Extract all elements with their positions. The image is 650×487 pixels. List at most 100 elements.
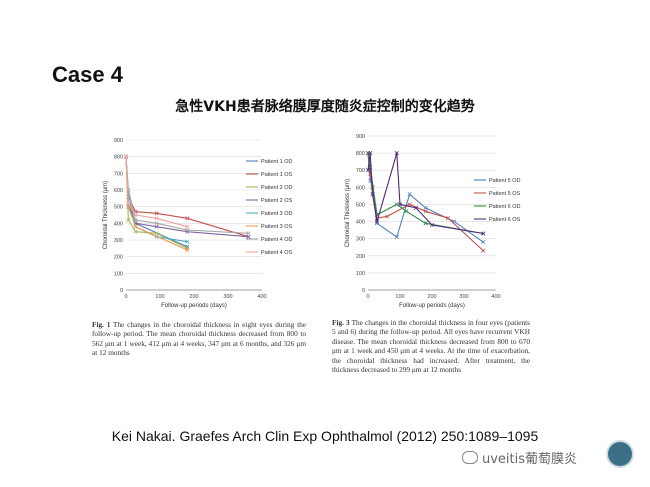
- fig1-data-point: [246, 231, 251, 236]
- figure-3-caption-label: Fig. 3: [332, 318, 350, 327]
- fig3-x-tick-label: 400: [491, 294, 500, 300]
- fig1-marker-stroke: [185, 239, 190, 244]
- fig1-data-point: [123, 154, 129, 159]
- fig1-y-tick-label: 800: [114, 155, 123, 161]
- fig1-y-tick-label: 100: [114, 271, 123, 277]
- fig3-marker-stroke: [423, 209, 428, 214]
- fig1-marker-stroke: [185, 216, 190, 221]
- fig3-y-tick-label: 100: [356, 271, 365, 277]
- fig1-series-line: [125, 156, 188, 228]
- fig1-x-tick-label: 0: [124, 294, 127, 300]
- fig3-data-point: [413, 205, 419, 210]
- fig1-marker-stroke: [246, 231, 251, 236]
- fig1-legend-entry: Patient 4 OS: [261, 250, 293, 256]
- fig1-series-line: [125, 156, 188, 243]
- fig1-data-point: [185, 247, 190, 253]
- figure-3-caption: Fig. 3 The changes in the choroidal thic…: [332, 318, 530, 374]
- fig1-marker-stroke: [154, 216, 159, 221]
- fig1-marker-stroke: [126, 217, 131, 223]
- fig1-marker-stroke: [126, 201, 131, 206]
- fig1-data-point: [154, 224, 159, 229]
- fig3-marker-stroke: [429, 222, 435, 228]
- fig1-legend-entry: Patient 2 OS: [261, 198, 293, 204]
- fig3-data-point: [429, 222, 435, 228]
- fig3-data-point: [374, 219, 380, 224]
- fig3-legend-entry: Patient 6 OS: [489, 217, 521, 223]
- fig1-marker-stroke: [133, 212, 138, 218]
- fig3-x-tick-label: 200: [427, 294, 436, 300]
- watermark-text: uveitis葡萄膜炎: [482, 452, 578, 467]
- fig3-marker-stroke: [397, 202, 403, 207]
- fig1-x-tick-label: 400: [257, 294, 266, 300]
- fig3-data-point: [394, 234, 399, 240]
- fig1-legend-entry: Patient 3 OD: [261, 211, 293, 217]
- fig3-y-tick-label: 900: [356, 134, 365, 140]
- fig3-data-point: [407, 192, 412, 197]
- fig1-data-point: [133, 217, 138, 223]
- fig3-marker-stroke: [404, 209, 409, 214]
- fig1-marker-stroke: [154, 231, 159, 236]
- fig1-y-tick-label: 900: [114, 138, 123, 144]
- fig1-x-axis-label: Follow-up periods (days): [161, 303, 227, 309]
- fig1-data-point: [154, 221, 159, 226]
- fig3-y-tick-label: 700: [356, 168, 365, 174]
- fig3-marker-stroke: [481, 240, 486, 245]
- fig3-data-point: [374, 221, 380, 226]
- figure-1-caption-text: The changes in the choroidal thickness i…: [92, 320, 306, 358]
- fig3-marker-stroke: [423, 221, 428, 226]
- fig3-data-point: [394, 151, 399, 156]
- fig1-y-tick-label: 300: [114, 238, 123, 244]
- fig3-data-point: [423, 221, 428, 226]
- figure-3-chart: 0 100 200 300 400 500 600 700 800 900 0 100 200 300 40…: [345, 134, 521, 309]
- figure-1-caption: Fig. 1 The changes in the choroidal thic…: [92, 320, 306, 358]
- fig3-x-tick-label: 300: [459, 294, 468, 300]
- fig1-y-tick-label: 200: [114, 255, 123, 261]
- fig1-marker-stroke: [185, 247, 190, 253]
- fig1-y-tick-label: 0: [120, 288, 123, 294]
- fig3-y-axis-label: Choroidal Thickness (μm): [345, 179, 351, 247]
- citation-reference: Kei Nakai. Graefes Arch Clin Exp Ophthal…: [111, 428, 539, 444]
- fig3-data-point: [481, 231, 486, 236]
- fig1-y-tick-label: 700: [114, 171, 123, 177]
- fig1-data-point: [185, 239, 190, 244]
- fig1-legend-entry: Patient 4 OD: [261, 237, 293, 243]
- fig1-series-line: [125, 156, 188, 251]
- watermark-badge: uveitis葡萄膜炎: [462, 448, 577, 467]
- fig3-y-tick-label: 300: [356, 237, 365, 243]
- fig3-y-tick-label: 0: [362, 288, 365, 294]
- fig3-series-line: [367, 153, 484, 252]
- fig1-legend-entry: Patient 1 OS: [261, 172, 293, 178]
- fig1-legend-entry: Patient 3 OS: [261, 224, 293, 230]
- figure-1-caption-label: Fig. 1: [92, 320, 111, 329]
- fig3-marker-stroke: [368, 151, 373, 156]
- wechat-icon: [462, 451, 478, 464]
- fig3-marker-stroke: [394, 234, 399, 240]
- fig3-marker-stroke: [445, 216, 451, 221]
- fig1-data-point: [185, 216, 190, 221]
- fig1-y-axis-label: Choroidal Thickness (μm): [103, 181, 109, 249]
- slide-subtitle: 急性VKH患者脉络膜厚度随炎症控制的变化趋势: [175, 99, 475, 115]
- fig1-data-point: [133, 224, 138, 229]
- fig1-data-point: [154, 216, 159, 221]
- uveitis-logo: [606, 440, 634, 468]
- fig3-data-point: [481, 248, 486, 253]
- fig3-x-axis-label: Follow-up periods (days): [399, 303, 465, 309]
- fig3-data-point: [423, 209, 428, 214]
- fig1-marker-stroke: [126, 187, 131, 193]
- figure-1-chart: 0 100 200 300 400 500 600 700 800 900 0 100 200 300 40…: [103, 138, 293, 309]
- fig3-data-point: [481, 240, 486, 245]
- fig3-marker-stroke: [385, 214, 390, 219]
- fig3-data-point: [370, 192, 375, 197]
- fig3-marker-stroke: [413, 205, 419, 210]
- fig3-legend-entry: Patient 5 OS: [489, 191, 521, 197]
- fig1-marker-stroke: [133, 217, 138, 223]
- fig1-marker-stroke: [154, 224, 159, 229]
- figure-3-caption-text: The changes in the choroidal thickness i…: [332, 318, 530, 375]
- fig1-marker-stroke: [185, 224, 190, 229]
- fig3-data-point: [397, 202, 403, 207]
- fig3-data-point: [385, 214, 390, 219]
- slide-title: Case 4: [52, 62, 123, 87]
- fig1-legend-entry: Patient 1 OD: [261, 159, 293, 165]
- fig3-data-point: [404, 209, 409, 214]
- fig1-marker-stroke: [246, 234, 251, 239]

━━━━━━━━━━━━━━━━━━━━━━━━━━━━━━

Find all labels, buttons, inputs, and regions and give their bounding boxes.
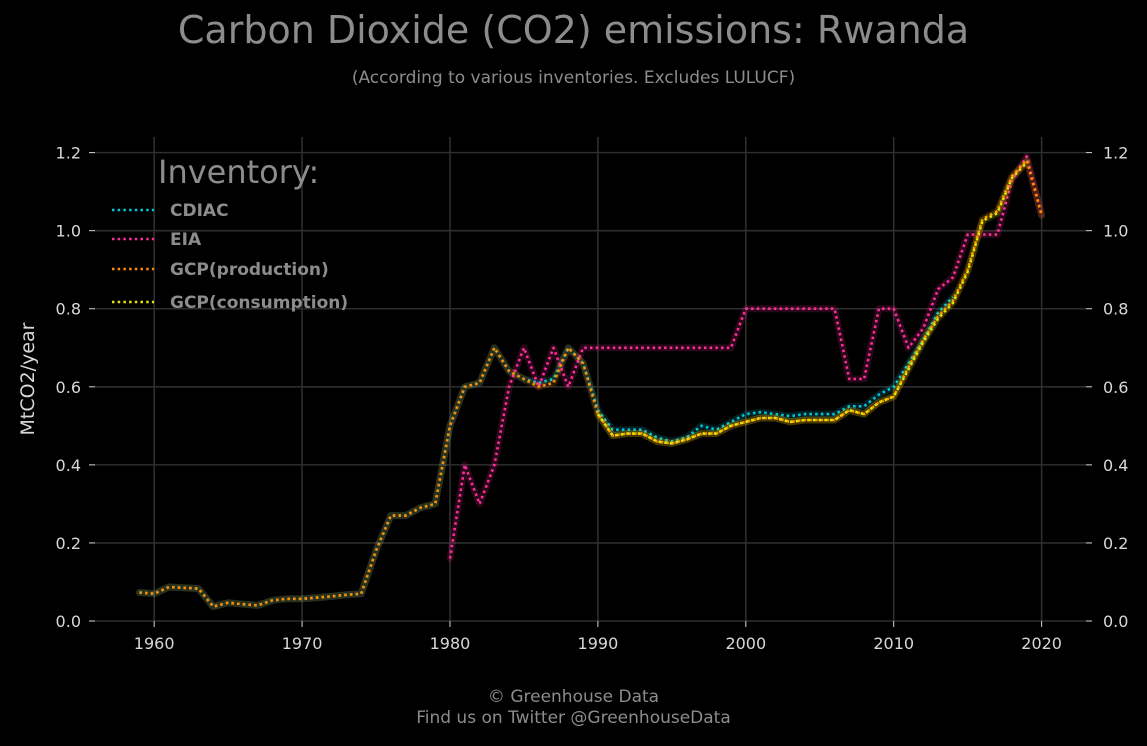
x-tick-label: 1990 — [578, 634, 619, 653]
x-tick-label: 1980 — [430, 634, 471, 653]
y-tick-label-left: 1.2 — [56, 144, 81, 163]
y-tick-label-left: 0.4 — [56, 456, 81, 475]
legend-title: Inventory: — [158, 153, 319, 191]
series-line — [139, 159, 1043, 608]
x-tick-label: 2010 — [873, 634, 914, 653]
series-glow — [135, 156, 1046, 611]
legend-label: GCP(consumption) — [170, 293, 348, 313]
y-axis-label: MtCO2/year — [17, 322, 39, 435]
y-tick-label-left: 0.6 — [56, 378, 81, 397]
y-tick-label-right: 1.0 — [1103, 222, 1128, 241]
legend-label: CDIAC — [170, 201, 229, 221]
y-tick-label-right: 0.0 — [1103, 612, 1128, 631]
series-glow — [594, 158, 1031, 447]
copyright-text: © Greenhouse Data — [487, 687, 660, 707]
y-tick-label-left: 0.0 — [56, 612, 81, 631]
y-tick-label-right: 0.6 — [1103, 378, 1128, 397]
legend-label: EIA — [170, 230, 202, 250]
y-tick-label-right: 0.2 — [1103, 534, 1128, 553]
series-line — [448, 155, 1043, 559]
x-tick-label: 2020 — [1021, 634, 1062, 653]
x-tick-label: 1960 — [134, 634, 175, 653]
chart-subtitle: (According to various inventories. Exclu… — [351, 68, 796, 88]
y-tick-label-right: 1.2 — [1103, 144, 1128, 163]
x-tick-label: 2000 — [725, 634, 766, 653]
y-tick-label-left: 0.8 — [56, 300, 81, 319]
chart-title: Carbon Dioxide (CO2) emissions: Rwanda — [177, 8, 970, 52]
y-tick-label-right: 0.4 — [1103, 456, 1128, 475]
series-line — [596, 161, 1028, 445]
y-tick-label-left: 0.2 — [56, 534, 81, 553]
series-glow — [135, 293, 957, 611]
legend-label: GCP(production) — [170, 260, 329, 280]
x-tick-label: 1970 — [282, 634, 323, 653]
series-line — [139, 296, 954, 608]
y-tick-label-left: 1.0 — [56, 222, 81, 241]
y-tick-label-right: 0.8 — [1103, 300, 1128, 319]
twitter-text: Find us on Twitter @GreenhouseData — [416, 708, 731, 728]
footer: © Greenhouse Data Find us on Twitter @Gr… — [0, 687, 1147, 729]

━━━━━━━━━━━━━━━━━━━━━━━━━━━━━━

• _BRIEF_: Output the rows as a Markdown table with columns named Row and Line. Begin at the line containing "x-tick-label: 1990 — [578, 634, 619, 653]" and stop after the line containing "y-axis-label: MtCO2/year — [17, 322, 39, 435]".

• _SOLVED PROBLEM_:
| Row | Line |
|---|---|
| 1 | x-tick-label: 1990 — [578, 634, 619, 653] |
| 2 | x-tick-label: 1980 — [430, 634, 471, 653] |
| 3 | y-tick-label-left: 1.2 — [56, 144, 81, 163] |
| 4 | y-tick-label-left: 0.4 — [56, 456, 81, 475] |
| 5 | legend-title: Inventory: — [158, 153, 319, 191] |
| 6 | series-line — [139, 159, 1043, 608] |
| 7 | x-tick-label: 2010 — [873, 634, 914, 653] |
| 8 | series-glow — [135, 156, 1046, 611] |
| 9 | legend-label: GCP(consumption) — [170, 293, 348, 313] |
| 10 | y-axis-label: MtCO2/year — [17, 322, 39, 435] |